── INFORMATION SHOWN
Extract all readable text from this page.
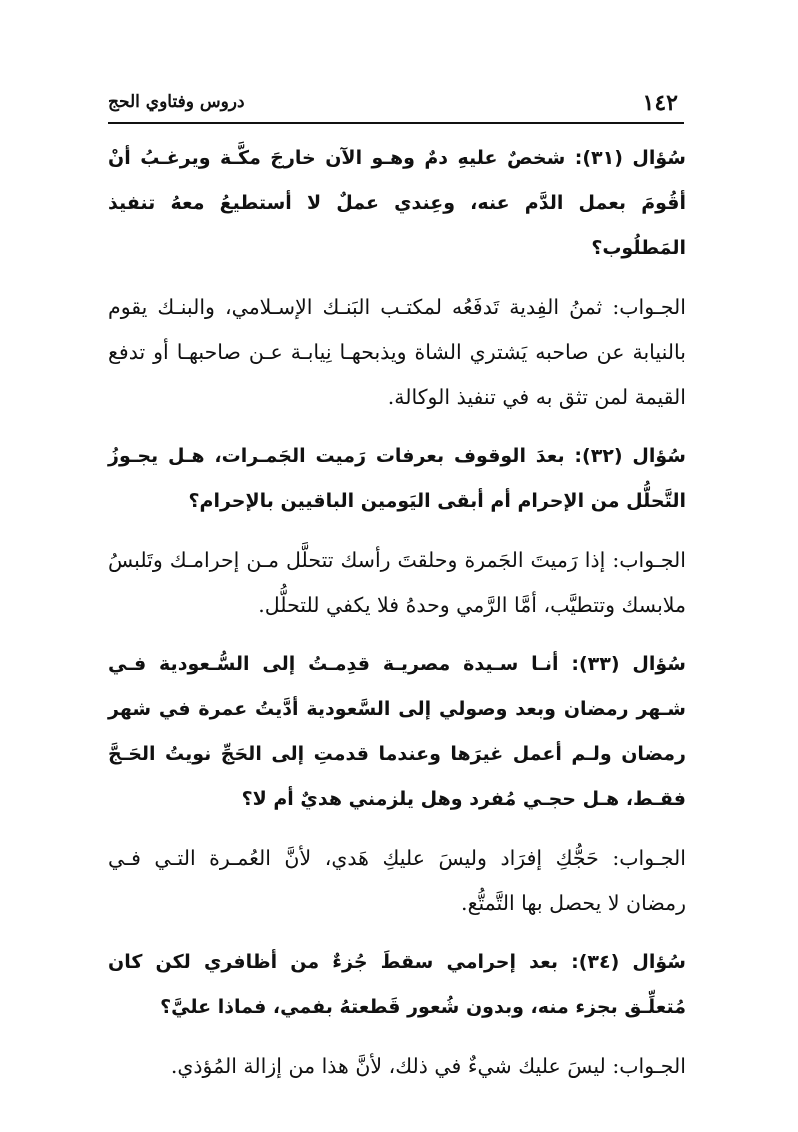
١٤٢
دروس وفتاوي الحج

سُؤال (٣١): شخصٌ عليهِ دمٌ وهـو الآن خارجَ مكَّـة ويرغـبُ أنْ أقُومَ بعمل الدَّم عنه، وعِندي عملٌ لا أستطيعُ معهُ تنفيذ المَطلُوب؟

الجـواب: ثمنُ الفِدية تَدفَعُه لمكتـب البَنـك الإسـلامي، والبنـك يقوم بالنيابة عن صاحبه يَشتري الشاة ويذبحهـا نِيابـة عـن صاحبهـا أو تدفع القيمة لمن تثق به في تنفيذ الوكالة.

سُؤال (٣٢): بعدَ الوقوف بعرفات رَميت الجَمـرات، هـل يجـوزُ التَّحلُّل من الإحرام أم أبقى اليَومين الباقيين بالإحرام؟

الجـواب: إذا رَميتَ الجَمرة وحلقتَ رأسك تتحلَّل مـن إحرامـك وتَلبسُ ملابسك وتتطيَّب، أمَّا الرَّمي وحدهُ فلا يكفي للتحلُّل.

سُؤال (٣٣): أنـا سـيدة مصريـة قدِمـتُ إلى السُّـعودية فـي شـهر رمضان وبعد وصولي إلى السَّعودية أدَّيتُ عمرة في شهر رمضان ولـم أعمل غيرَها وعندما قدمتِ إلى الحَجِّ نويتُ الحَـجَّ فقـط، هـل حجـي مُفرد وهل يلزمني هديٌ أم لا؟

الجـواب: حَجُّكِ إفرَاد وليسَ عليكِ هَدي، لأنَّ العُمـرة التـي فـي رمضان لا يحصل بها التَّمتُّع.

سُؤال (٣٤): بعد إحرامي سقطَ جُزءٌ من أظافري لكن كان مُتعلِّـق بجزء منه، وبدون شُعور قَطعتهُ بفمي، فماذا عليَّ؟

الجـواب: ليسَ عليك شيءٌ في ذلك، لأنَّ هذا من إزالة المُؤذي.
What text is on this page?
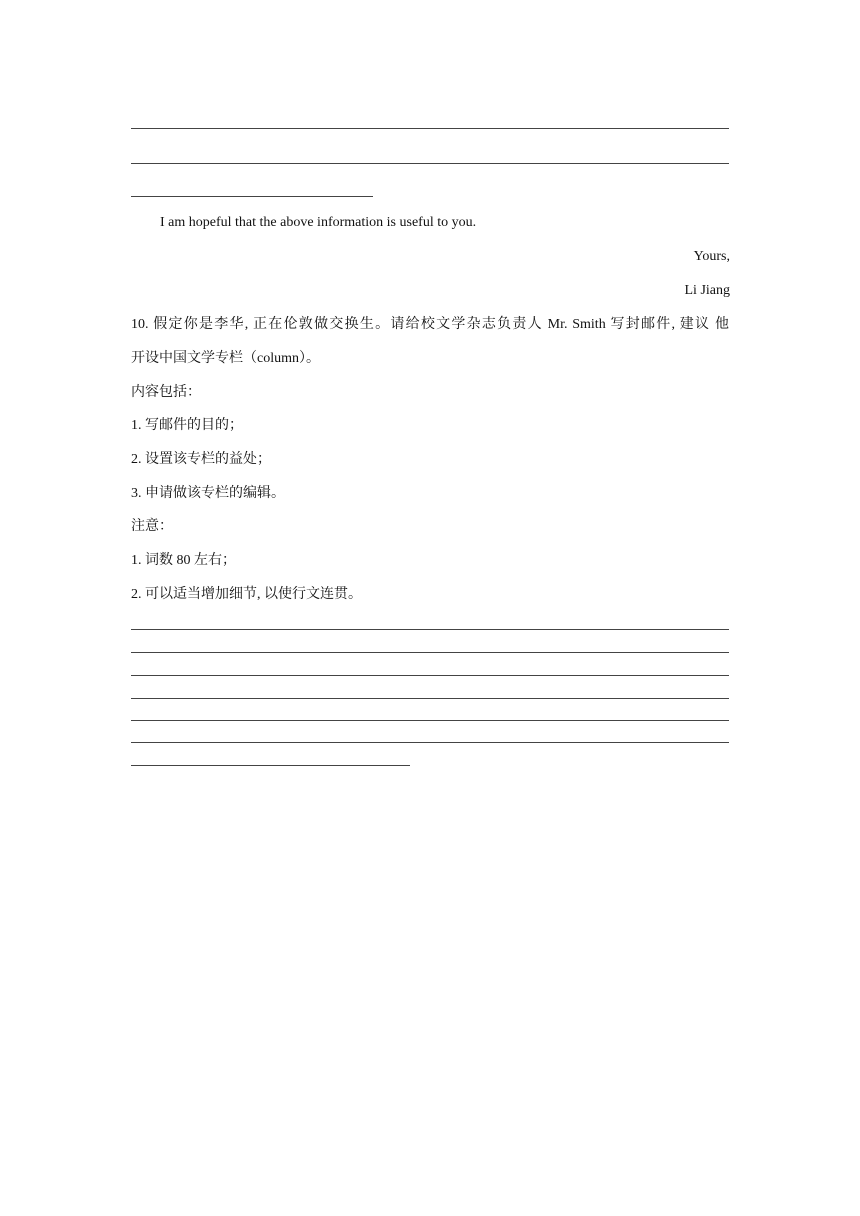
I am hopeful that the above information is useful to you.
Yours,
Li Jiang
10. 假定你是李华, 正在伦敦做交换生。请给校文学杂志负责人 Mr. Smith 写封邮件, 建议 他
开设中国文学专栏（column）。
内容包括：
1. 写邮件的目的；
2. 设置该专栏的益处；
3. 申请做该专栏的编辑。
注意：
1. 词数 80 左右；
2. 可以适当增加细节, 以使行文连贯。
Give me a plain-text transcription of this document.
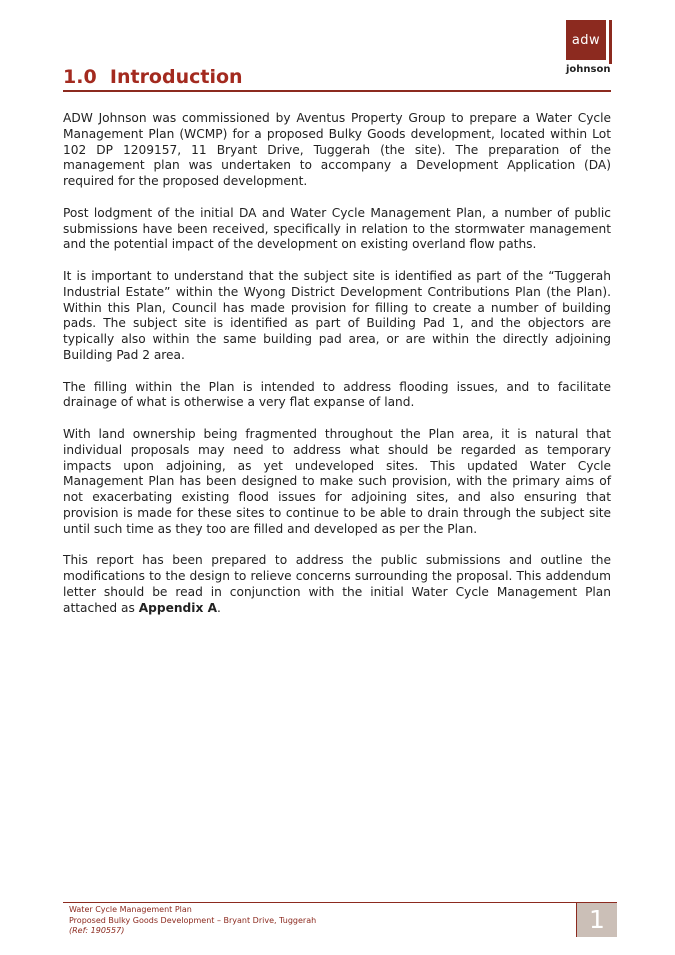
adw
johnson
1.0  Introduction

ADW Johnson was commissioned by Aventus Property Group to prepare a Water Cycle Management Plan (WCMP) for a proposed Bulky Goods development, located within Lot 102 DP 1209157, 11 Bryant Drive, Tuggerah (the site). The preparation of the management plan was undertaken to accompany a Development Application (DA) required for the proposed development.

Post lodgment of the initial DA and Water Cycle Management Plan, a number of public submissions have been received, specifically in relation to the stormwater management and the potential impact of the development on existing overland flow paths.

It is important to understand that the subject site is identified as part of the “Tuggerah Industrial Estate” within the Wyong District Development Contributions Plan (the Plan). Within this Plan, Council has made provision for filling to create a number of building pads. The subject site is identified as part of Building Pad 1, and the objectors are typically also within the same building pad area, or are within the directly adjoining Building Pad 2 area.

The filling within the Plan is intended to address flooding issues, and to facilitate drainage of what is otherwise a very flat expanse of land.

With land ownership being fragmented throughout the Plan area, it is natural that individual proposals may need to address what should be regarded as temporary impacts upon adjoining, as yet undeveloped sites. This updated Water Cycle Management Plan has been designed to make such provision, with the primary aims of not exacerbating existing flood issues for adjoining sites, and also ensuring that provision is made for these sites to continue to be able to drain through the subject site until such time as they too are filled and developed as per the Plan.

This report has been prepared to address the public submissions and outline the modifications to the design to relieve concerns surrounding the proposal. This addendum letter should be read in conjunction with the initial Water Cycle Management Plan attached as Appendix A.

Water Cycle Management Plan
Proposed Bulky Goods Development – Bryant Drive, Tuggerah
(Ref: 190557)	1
────
- AIM OF THE EXERCISE -
Pull out all lines in the data above that include "page".

- OUTPUT FOR THIS TASK -
Extract all readable text from this page.
What text is on this page?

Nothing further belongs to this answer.